[Dataset items]

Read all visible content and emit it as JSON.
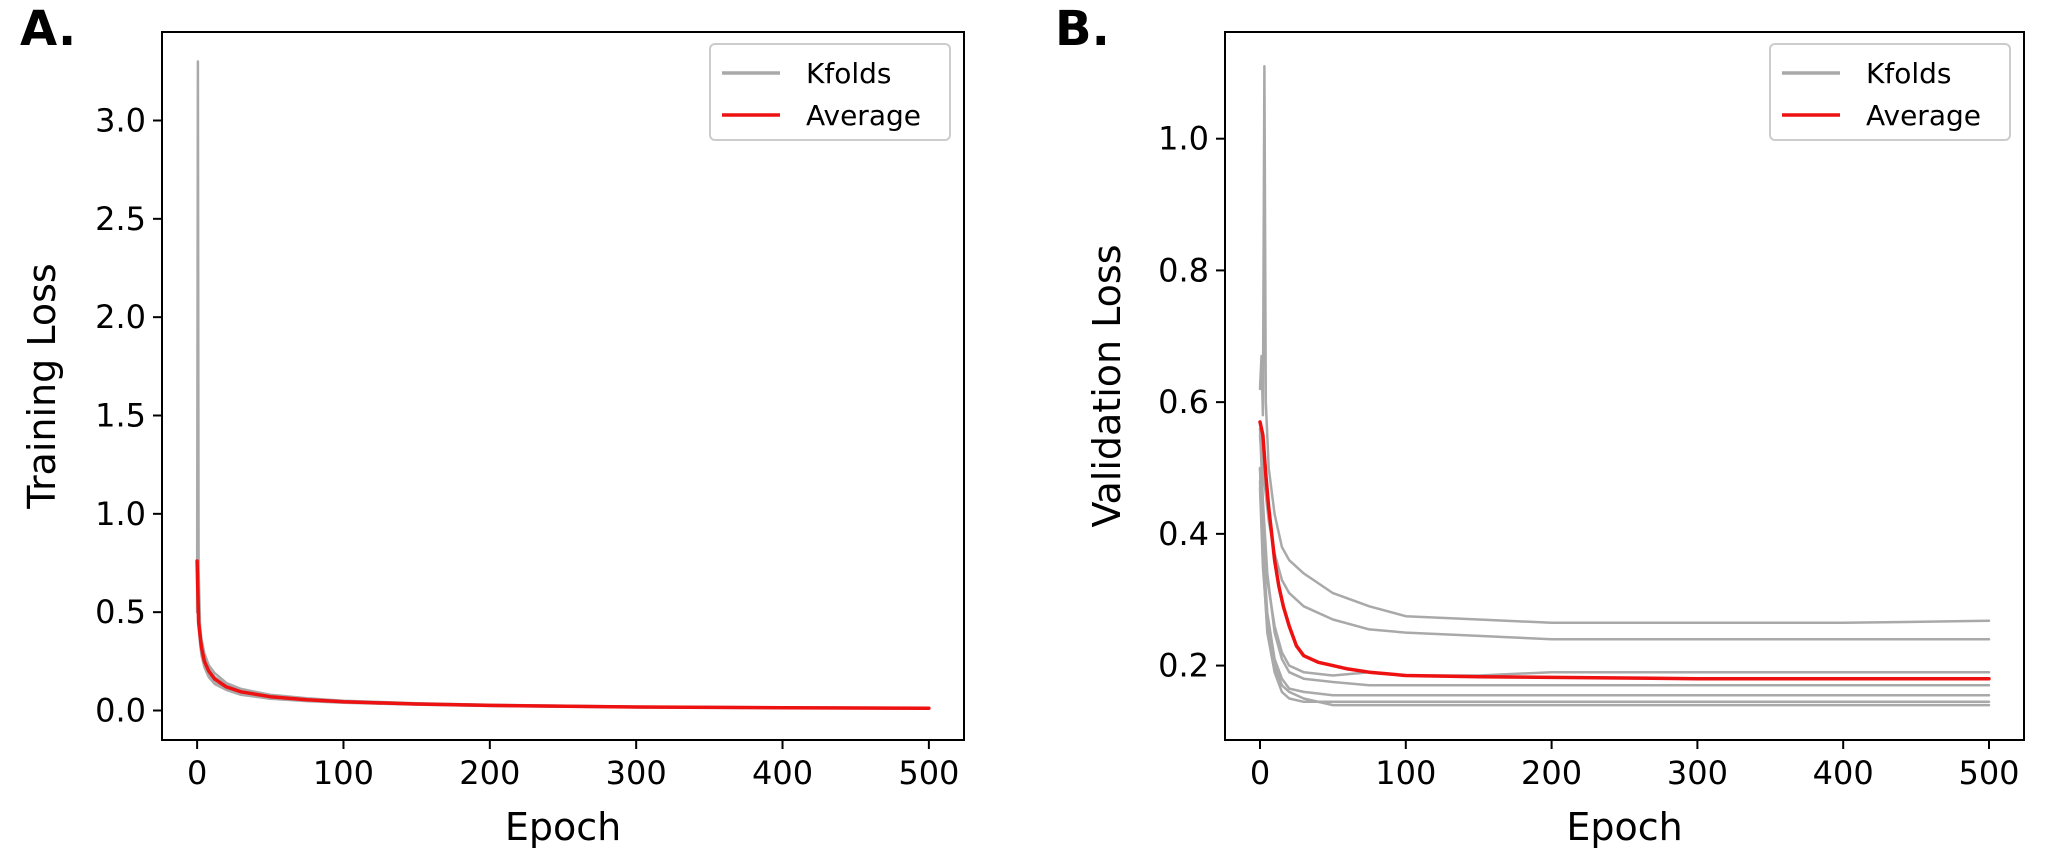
{
  "colors": {
    "kfolds": "#a9a9a9",
    "average": "#ee1111",
    "axes": "#000000"
  },
  "chart_data": [
    {
      "panel_label": "A.",
      "type": "line",
      "xlabel": "Epoch",
      "ylabel": "Training Loss",
      "xlim": [
        -24,
        524
      ],
      "ylim": [
        -0.15,
        3.45
      ],
      "xticks": [
        0,
        100,
        200,
        300,
        400,
        500
      ],
      "xtick_labels": [
        "0",
        "100",
        "200",
        "300",
        "400",
        "500"
      ],
      "yticks": [
        0.0,
        0.5,
        1.0,
        1.5,
        2.0,
        2.5,
        3.0
      ],
      "ytick_labels": [
        "0.0",
        "0.5",
        "1.0",
        "1.5",
        "2.0",
        "2.5",
        "3.0"
      ],
      "grid": false,
      "legend": {
        "position": "top-right",
        "entries": [
          "Kfolds",
          "Average"
        ]
      },
      "series": [
        {
          "name": "Kfolds",
          "role": "kfolds",
          "x": [
            0,
            0.5,
            1,
            2,
            3,
            5,
            8,
            12,
            20,
            30,
            50,
            75,
            100,
            150,
            200,
            300,
            400,
            500
          ],
          "y": [
            0.5,
            3.3,
            0.72,
            0.42,
            0.35,
            0.27,
            0.21,
            0.17,
            0.13,
            0.1,
            0.075,
            0.058,
            0.046,
            0.034,
            0.027,
            0.019,
            0.015,
            0.012
          ]
        },
        {
          "role": "kfolds",
          "x": [
            0,
            1,
            2,
            3,
            5,
            8,
            12,
            20,
            30,
            50,
            75,
            100,
            150,
            200,
            300,
            400,
            500
          ],
          "y": [
            0.72,
            0.5,
            0.4,
            0.33,
            0.26,
            0.2,
            0.16,
            0.12,
            0.095,
            0.07,
            0.055,
            0.044,
            0.033,
            0.026,
            0.018,
            0.014,
            0.011
          ]
        },
        {
          "role": "kfolds",
          "x": [
            0,
            1,
            2,
            3,
            5,
            8,
            12,
            20,
            30,
            50,
            75,
            100,
            150,
            200,
            300,
            400,
            500
          ],
          "y": [
            0.68,
            0.45,
            0.36,
            0.3,
            0.23,
            0.18,
            0.14,
            0.11,
            0.085,
            0.063,
            0.05,
            0.041,
            0.031,
            0.024,
            0.017,
            0.013,
            0.01
          ]
        },
        {
          "role": "kfolds",
          "x": [
            0,
            1,
            2,
            3,
            5,
            8,
            12,
            20,
            30,
            50,
            75,
            100,
            150,
            200,
            300,
            400,
            500
          ],
          "y": [
            0.7,
            0.48,
            0.42,
            0.36,
            0.29,
            0.23,
            0.19,
            0.14,
            0.11,
            0.08,
            0.062,
            0.05,
            0.037,
            0.029,
            0.02,
            0.016,
            0.013
          ]
        },
        {
          "role": "kfolds",
          "x": [
            0,
            1,
            2,
            3,
            5,
            8,
            12,
            20,
            30,
            50,
            75,
            100,
            150,
            200,
            300,
            400,
            500
          ],
          "y": [
            0.66,
            0.43,
            0.34,
            0.28,
            0.22,
            0.17,
            0.135,
            0.105,
            0.08,
            0.06,
            0.048,
            0.039,
            0.03,
            0.023,
            0.016,
            0.012,
            0.01
          ]
        },
        {
          "name": "Average",
          "role": "average",
          "x": [
            0,
            1,
            2,
            3,
            5,
            8,
            12,
            20,
            30,
            50,
            75,
            100,
            150,
            200,
            300,
            400,
            500
          ],
          "y": [
            0.76,
            0.45,
            0.38,
            0.32,
            0.25,
            0.2,
            0.16,
            0.12,
            0.095,
            0.07,
            0.055,
            0.044,
            0.033,
            0.026,
            0.018,
            0.014,
            0.011
          ]
        }
      ]
    },
    {
      "panel_label": "B.",
      "type": "line",
      "xlabel": "Epoch",
      "ylabel": "Validation Loss",
      "xlim": [
        -24,
        524
      ],
      "ylim": [
        0.087,
        1.162
      ],
      "xticks": [
        0,
        100,
        200,
        300,
        400,
        500
      ],
      "xtick_labels": [
        "0",
        "100",
        "200",
        "300",
        "400",
        "500"
      ],
      "yticks": [
        0.2,
        0.4,
        0.6,
        0.8,
        1.0
      ],
      "ytick_labels": [
        "0.2",
        "0.4",
        "0.6",
        "0.8",
        "1.0"
      ],
      "grid": false,
      "legend": {
        "position": "top-right",
        "entries": [
          "Kfolds",
          "Average"
        ]
      },
      "series": [
        {
          "name": "Kfolds",
          "role": "kfolds",
          "x": [
            0,
            1,
            2,
            3,
            4,
            6,
            10,
            15,
            20,
            30,
            50,
            75,
            100,
            150,
            200,
            300,
            400,
            500
          ],
          "y": [
            0.62,
            0.67,
            0.58,
            1.11,
            0.6,
            0.5,
            0.43,
            0.38,
            0.36,
            0.34,
            0.31,
            0.29,
            0.275,
            0.27,
            0.265,
            0.265,
            0.265,
            0.268
          ]
        },
        {
          "role": "kfolds",
          "x": [
            0,
            2,
            4,
            6,
            10,
            15,
            20,
            30,
            50,
            75,
            100,
            150,
            200,
            300,
            400,
            500
          ],
          "y": [
            0.55,
            0.5,
            0.46,
            0.42,
            0.37,
            0.33,
            0.31,
            0.29,
            0.27,
            0.255,
            0.25,
            0.245,
            0.24,
            0.24,
            0.24,
            0.24
          ]
        },
        {
          "role": "kfolds",
          "x": [
            0,
            2,
            5,
            10,
            15,
            20,
            30,
            50,
            75,
            100,
            150,
            200,
            300,
            400,
            500
          ],
          "y": [
            0.5,
            0.42,
            0.33,
            0.26,
            0.22,
            0.2,
            0.19,
            0.185,
            0.19,
            0.185,
            0.185,
            0.19,
            0.19,
            0.19,
            0.19
          ]
        },
        {
          "role": "kfolds",
          "x": [
            0,
            2,
            5,
            10,
            15,
            20,
            30,
            50,
            75,
            100,
            150,
            200,
            300,
            400,
            500
          ],
          "y": [
            0.56,
            0.45,
            0.34,
            0.25,
            0.21,
            0.19,
            0.18,
            0.175,
            0.17,
            0.17,
            0.17,
            0.17,
            0.17,
            0.17,
            0.17
          ]
        },
        {
          "role": "kfolds",
          "x": [
            0,
            2,
            5,
            10,
            15,
            20,
            30,
            50,
            75,
            100,
            150,
            200,
            300,
            400,
            500
          ],
          "y": [
            0.48,
            0.38,
            0.28,
            0.21,
            0.18,
            0.165,
            0.16,
            0.155,
            0.155,
            0.155,
            0.155,
            0.155,
            0.155,
            0.155,
            0.155
          ]
        },
        {
          "role": "kfolds",
          "x": [
            0,
            2,
            5,
            10,
            15,
            20,
            30,
            50,
            75,
            100,
            150,
            200,
            300,
            400,
            500
          ],
          "y": [
            0.5,
            0.36,
            0.25,
            0.19,
            0.16,
            0.15,
            0.145,
            0.145,
            0.145,
            0.145,
            0.145,
            0.145,
            0.145,
            0.145,
            0.145
          ]
        },
        {
          "role": "kfolds",
          "x": [
            0,
            2,
            5,
            10,
            15,
            20,
            30,
            50,
            75,
            100,
            150,
            200,
            300,
            400,
            500
          ],
          "y": [
            0.47,
            0.35,
            0.26,
            0.2,
            0.17,
            0.16,
            0.15,
            0.14,
            0.14,
            0.14,
            0.14,
            0.14,
            0.14,
            0.14,
            0.14
          ]
        },
        {
          "name": "Average",
          "role": "average",
          "x": [
            0,
            2,
            4,
            6,
            8,
            10,
            13,
            16,
            20,
            25,
            30,
            40,
            50,
            60,
            75,
            100,
            150,
            200,
            300,
            400,
            500
          ],
          "y": [
            0.57,
            0.55,
            0.49,
            0.44,
            0.4,
            0.36,
            0.32,
            0.29,
            0.26,
            0.23,
            0.215,
            0.205,
            0.2,
            0.195,
            0.19,
            0.185,
            0.183,
            0.182,
            0.18,
            0.18,
            0.18
          ]
        }
      ]
    }
  ]
}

■ **Your instructions**: Looking at the entries above, state how many lines contain "Loss"; give the number alone.

■ **Correct response**: 2